Print out the entries below with no edits.

### Working data

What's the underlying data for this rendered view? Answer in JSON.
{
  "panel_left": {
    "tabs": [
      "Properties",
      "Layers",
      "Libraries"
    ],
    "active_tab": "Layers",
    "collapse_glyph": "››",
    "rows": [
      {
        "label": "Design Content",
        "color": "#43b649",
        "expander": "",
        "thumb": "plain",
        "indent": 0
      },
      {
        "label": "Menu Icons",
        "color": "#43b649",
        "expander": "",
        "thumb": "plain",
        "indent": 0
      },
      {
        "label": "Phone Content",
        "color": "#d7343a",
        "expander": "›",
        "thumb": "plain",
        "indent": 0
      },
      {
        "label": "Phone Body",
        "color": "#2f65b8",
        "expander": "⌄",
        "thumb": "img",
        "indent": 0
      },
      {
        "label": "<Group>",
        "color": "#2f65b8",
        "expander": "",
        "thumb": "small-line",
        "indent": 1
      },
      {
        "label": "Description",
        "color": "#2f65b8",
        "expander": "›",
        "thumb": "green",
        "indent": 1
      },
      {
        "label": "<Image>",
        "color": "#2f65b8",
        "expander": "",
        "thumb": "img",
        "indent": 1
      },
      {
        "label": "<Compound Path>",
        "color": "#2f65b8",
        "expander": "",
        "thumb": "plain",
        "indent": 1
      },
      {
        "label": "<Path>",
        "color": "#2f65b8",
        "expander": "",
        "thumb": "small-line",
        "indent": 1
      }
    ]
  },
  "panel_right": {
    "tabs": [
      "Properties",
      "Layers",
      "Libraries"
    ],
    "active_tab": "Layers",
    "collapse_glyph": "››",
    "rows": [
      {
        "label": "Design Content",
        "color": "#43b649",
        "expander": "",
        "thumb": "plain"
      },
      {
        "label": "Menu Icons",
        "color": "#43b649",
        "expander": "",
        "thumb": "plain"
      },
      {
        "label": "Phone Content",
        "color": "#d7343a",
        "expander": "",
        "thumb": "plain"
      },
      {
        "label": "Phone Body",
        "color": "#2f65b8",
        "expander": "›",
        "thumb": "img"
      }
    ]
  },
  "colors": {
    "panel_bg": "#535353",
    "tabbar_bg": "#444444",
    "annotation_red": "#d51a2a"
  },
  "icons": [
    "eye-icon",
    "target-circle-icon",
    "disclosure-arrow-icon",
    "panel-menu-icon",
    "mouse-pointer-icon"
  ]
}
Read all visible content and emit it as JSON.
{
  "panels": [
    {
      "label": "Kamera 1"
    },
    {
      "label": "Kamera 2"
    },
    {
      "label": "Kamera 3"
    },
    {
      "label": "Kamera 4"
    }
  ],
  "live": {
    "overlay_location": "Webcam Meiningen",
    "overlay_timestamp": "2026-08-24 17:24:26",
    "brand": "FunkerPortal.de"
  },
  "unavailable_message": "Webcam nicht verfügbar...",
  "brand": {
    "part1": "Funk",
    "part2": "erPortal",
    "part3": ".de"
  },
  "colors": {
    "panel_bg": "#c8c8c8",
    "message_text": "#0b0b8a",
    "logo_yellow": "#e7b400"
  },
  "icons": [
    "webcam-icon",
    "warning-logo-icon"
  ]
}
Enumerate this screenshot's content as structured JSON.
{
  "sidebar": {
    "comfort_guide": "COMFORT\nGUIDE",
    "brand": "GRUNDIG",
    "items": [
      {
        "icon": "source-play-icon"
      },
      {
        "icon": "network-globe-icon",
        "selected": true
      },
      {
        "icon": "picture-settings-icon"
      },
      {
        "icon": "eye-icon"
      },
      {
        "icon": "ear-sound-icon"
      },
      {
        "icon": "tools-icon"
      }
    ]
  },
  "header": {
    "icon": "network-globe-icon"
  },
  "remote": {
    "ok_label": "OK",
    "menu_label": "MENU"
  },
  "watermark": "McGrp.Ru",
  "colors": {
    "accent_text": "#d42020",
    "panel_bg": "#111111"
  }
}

######

▸ **Worked solution**
What's the underlying data for this rendered view? Answer in JSON.
{
  "panel_left": {
    "tabs": [
      "Properties",
      "Layers",
      "Libraries"
    ],
    "active_tab": "Layers",
    "collapse_glyph": "››",
    "rows": [
      {
        "label": "Design Content",
        "color": "#43b649",
        "expander": "",
        "thumb": "plain",
        "indent": 0
      },
      {
        "label": "Menu Icons",
        "color": "#43b649",
        "expander": "",
        "thumb": "plain",
        "indent": 0
      },
      {
        "label": "Phone Content",
        "color": "#d7343a",
        "expander": "›",
        "thumb": "plain",
        "indent": 0
      },
      {
        "label": "Phone Body",
        "color": "#2f65b8",
        "expander": "⌄",
        "thumb": "img",
        "indent": 0
      },
      {
        "label": "<Group>",
        "color": "#2f65b8",
        "expander": "",
        "thumb": "small-line",
        "indent": 1
      },
      {
        "label": "Description",
        "color": "#2f65b8",
        "expander": "›",
        "thumb": "green",
        "indent": 1
      },
      {
        "label": "<Image>",
        "color": "#2f65b8",
        "expander": "",
        "thumb": "img",
        "indent": 1
      },
      {
        "label": "<Compound Path>",
        "color": "#2f65b8",
        "expander": "",
        "thumb": "plain",
        "indent": 1
      },
      {
        "label": "<Path>",
        "color": "#2f65b8",
        "expander": "",
        "thumb": "small-line",
        "indent": 1
      }
    ]
  },
  "panel_right": {
    "tabs": [
      "Properties",
      "Layers",
      "Libraries"
    ],
    "active_tab": "Layers",
    "collapse_glyph": "››",
    "rows": [
      {
        "label": "Design Content",
        "color": "#43b649",
        "expander": "",
        "thumb": "plain"
      },
      {
        "label": "Menu Icons",
        "color": "#43b649",
        "expander": "",
        "thumb": "plain"
      },
      {
        "label": "Phone Content",
        "color": "#d7343a",
        "expander": "",
        "thumb": "plain"
      },
      {
        "label": "Phone Body",
        "color": "#2f65b8",
        "expander": "›",
        "thumb": "img"
      }
    ]
  },
  "colors": {
    "panel_bg": "#535353",
    "tabbar_bg": "#444444",
    "annotation_red": "#d51a2a"
  },
  "icons": [
    "eye-icon",
    "target-circle-icon",
    "disclosure-arrow-icon",
    "panel-menu-icon",
    "mouse-pointer-icon"
  ]
}
Read all visible content and emit it as JSON.
{
  "panels": [
    {
      "label": "Kamera 1"
    },
    {
      "label": "Kamera 2"
    },
    {
      "label": "Kamera 3"
    },
    {
      "label": "Kamera 4"
    }
  ],
  "live": {
    "overlay_location": "Webcam Meiningen",
    "overlay_timestamp": "2026-08-24 17:24:26",
    "brand": "FunkerPortal.de"
  },
  "unavailable_message": "Webcam nicht verfügbar...",
  "brand": {
    "part1": "Funk",
    "part2": "erPortal",
    "part3": ".de"
  },
  "colors": {
    "panel_bg": "#c8c8c8",
    "message_text": "#0b0b8a",
    "logo_yellow": "#e7b400"
  },
  "icons": [
    "webcam-icon",
    "warning-logo-icon"
  ]
}
Enumerate this screenshot's content as structured JSON.
{
  "sidebar": {
    "comfort_guide": "COMFORT\nGUIDE",
    "brand": "GRUNDIG",
    "items": [
      {
        "icon": "source-play-icon"
      },
      {
        "icon": "network-globe-icon",
        "selected": true
      },
      {
        "icon": "picture-settings-icon"
      },
      {
        "icon": "eye-icon"
      },
      {
        "icon": "ear-sound-icon"
      },
      {
        "icon": "tools-icon"
      }
    ]
  },
  "header": {
    "icon": "network-globe-icon"
  },
  "remote": {
    "ok_label": "OK",
    "menu_label": "MENU"
  },
  "watermark": "McGrp.Ru",
  "colors": {
    "accent_text": "#d42020",
    "panel_bg": "#111111"
  }
}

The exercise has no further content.